### TASK OBJECTIVE
Collect all lines below with the string "placeholder".

### MATERIAL FOR THE TASK
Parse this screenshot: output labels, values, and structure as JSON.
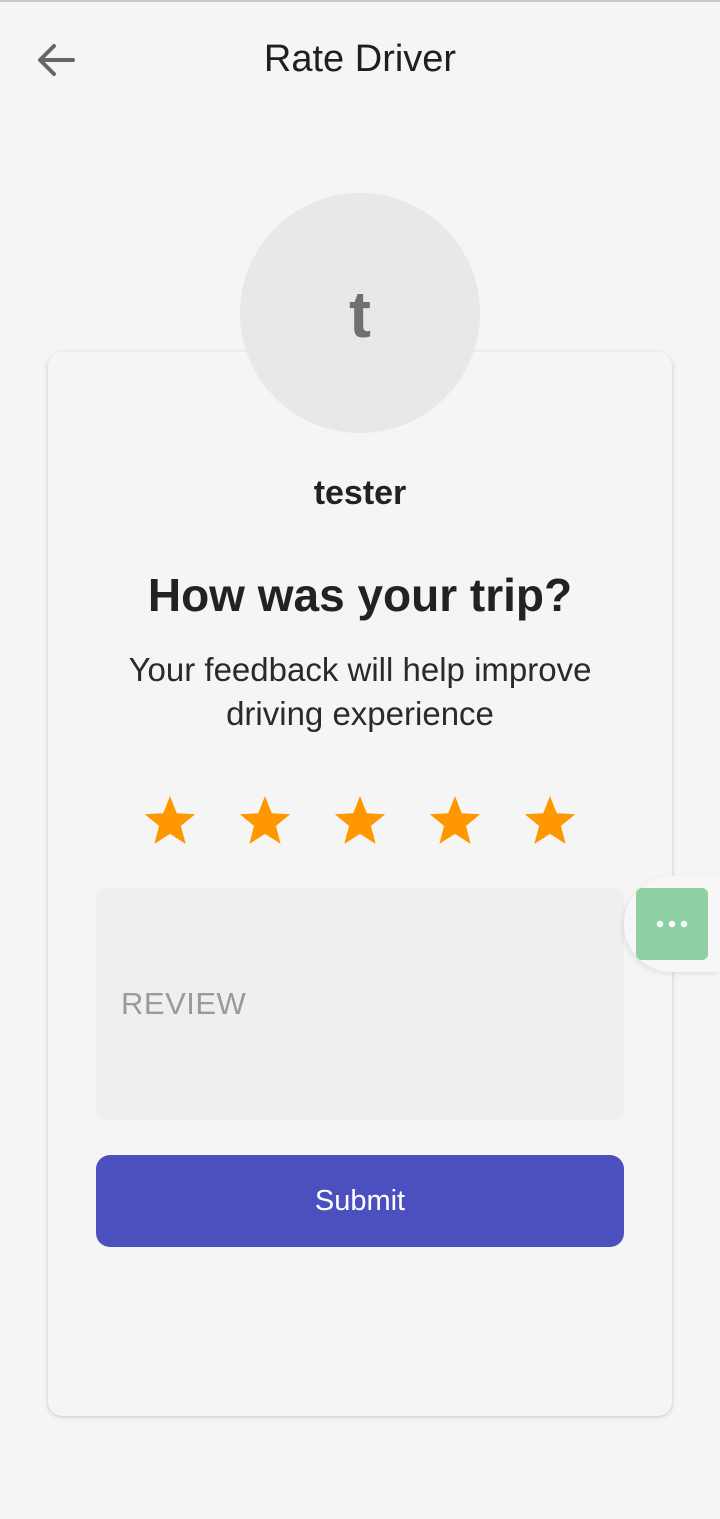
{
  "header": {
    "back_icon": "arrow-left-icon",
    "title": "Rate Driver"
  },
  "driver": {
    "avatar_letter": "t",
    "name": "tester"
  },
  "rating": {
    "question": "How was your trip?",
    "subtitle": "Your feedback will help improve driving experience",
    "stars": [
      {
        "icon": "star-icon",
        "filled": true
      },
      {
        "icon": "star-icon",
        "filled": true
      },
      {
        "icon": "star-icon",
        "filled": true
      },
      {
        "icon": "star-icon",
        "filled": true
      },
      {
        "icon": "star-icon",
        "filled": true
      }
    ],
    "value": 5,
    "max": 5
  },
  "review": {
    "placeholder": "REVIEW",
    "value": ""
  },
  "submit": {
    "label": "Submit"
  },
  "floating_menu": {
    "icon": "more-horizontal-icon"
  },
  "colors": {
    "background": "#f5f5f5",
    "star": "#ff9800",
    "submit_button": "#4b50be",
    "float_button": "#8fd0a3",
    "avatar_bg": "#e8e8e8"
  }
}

* * *

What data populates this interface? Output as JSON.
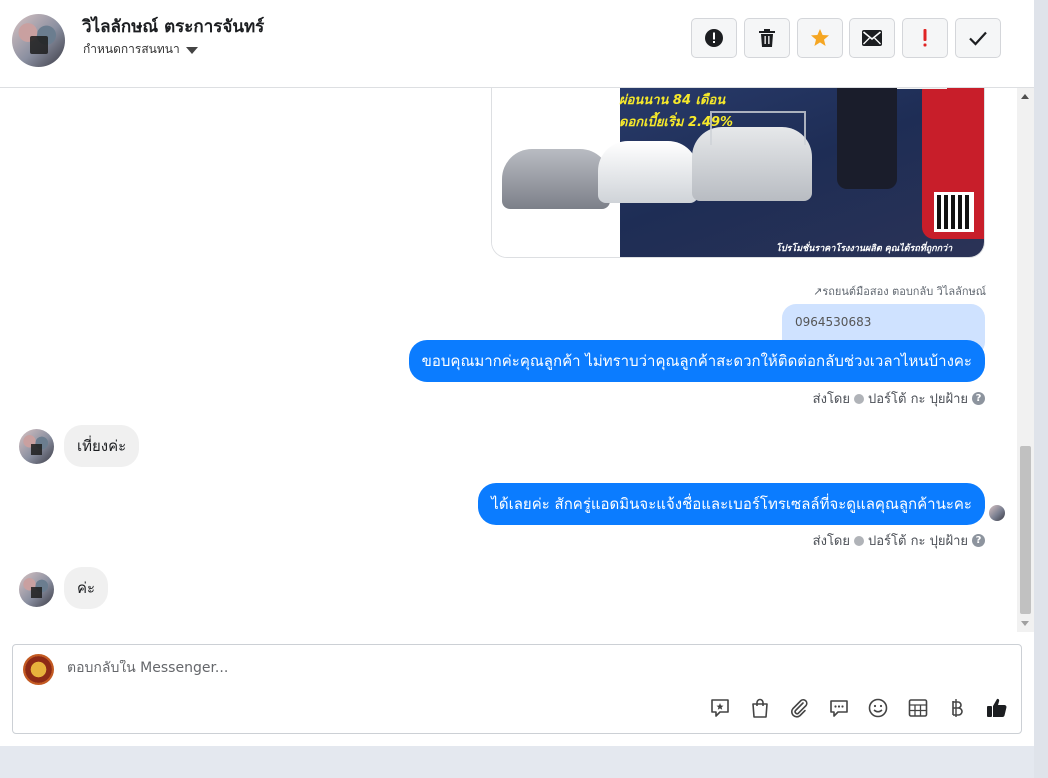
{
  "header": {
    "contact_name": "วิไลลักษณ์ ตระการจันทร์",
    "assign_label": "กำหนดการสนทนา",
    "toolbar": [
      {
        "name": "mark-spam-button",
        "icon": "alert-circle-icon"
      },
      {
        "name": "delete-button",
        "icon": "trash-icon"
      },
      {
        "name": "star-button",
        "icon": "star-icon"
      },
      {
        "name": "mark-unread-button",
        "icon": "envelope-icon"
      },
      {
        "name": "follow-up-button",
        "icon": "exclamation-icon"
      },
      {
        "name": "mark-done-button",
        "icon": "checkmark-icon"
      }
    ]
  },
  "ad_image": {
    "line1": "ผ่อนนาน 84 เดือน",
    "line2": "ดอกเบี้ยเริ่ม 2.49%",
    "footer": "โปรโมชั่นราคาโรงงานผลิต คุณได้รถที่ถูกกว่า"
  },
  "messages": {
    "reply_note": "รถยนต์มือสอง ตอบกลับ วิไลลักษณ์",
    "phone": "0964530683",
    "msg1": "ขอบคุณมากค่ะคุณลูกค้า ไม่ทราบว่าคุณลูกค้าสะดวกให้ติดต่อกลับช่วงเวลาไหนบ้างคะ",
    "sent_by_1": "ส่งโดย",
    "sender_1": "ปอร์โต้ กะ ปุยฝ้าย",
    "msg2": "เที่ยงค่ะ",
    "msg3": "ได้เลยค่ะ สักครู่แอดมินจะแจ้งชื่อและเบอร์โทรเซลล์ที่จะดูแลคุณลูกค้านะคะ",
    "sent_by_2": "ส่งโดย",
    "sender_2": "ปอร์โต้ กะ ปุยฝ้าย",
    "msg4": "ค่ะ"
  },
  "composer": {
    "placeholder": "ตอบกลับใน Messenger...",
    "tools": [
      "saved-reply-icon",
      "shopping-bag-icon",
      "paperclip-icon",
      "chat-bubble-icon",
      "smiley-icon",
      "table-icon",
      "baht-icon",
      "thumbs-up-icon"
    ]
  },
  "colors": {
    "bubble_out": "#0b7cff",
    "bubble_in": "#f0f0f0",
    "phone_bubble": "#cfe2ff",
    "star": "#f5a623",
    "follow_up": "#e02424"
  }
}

### TASK OUTPUT
    "placeholder": "REVIEW",
    "placeholder": "ตอบกลับใน Messenger...",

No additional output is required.